• _What is expected_:
Reproduce the records that follow in full, excluding any picture they contain.

— START OF Provided records —

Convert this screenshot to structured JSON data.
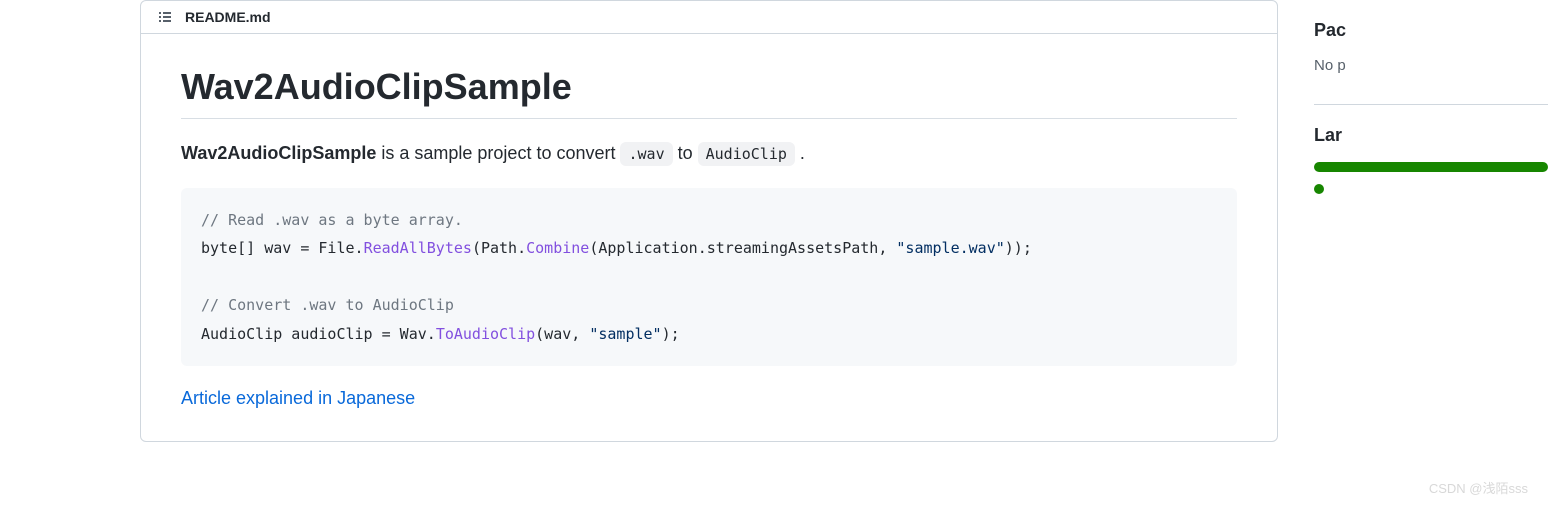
{
  "readme": {
    "filename": "README.md",
    "title": "Wav2AudioClipSample",
    "desc_strong": "Wav2AudioClipSample",
    "desc_mid1": " is a sample project to convert ",
    "desc_code1": ".wav",
    "desc_mid2": " to ",
    "desc_code2": "AudioClip",
    "desc_end": " .",
    "code": {
      "c1": "// Read .wav as a byte array.",
      "l2a": "byte[] wav = File.",
      "l2b": "ReadAllBytes",
      "l2c": "(Path.",
      "l2d": "Combine",
      "l2e": "(Application.streamingAssetsPath, ",
      "l2f": "\"sample.wav\"",
      "l2g": "));",
      "c2": "// Convert .wav to AudioClip",
      "l4a": "AudioClip audioClip = Wav.",
      "l4b": "ToAudioClip",
      "l4c": "(wav, ",
      "l4d": "\"sample\"",
      "l4e": ");"
    },
    "link_text": "Article explained in Japanese"
  },
  "sidebar": {
    "packages_heading": "Pac",
    "packages_text": "No p",
    "languages_heading": "Lar"
  },
  "watermark": "CSDN @浅陌sss"
}
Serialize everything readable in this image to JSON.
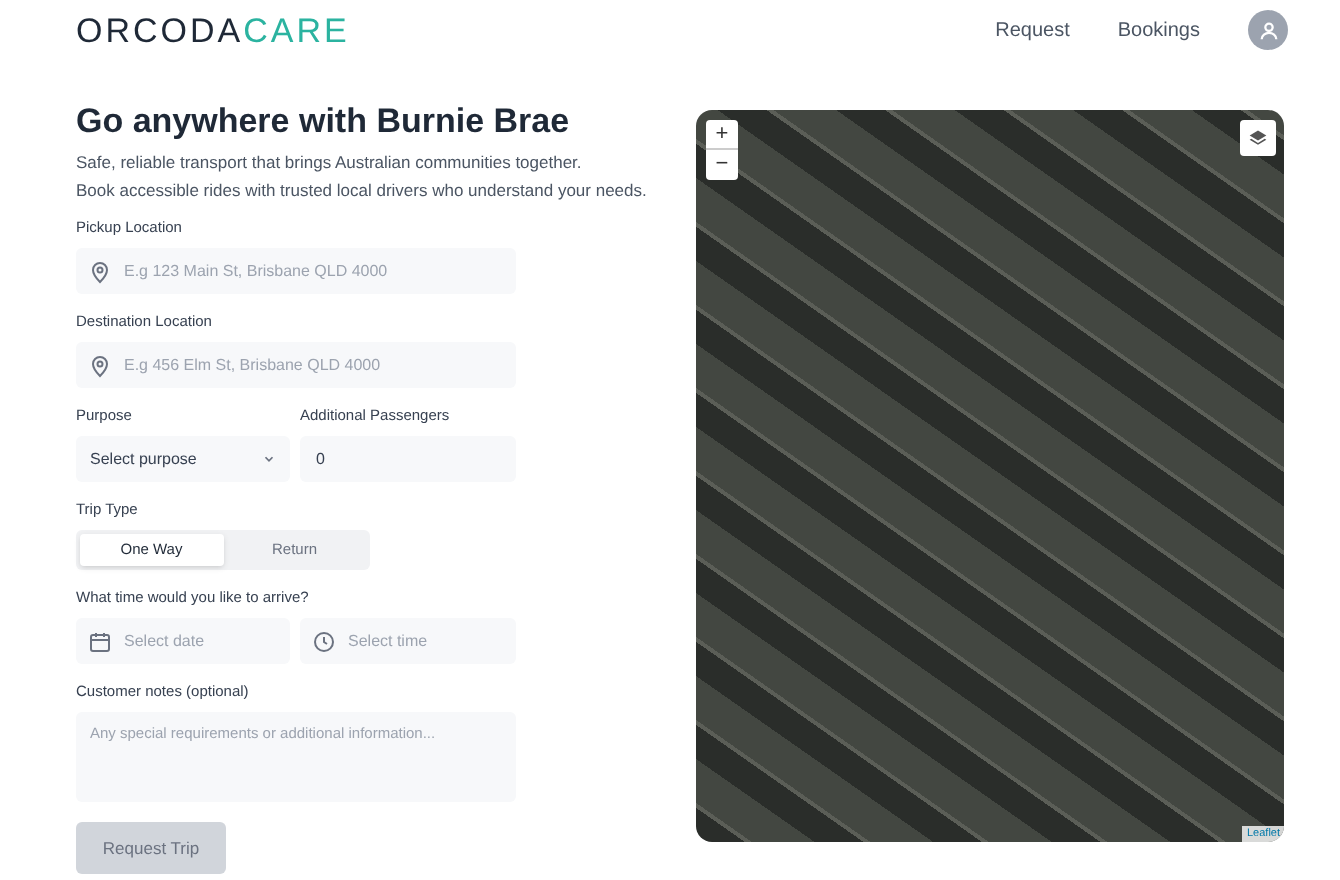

— END OF Provided records —

• _Answer to this task_:
Convert this screenshot to structured JSON data.
{
  "readme": {
    "filename": "README.md",
    "title": "Wav2AudioClipSample",
    "desc_strong": "Wav2AudioClipSample",
    "desc_mid1": " is a sample project to convert ",
    "desc_code1": ".wav",
    "desc_mid2": " to ",
    "desc_code2": "AudioClip",
    "desc_end": " .",
    "code": {
      "c1": "// Read .wav as a byte array.",
      "l2a": "byte[] wav = File.",
      "l2b": "ReadAllBytes",
      "l2c": "(Path.",
      "l2d": "Combine",
      "l2e": "(Application.streamingAssetsPath, ",
      "l2f": "\"sample.wav\"",
      "l2g": "));",
      "c2": "// Convert .wav to AudioClip",
      "l4a": "AudioClip audioClip = Wav.",
      "l4b": "ToAudioClip",
      "l4c": "(wav, ",
      "l4d": "\"sample\"",
      "l4e": ");"
    },
    "link_text": "Article explained in Japanese"
  },
  "sidebar": {
    "packages_heading": "Pac",
    "packages_text": "No p",
    "languages_heading": "Lar"
  },
  "watermark": "CSDN @浅陌sss"
}
Serialize everything readable in this image to JSON.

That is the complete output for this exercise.